Data in this exercise:
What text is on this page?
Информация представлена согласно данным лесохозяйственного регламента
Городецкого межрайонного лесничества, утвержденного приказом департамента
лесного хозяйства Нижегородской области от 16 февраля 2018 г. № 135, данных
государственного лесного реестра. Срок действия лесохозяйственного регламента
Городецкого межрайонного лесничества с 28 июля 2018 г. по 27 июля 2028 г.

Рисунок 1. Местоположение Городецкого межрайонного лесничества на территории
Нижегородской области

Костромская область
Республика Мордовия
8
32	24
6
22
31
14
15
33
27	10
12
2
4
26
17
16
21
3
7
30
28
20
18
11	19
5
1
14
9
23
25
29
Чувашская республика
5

Exercise details:
Within the data above, count the lines that contain the string "регламента"; the reply is the number alone.

Worked solution:
2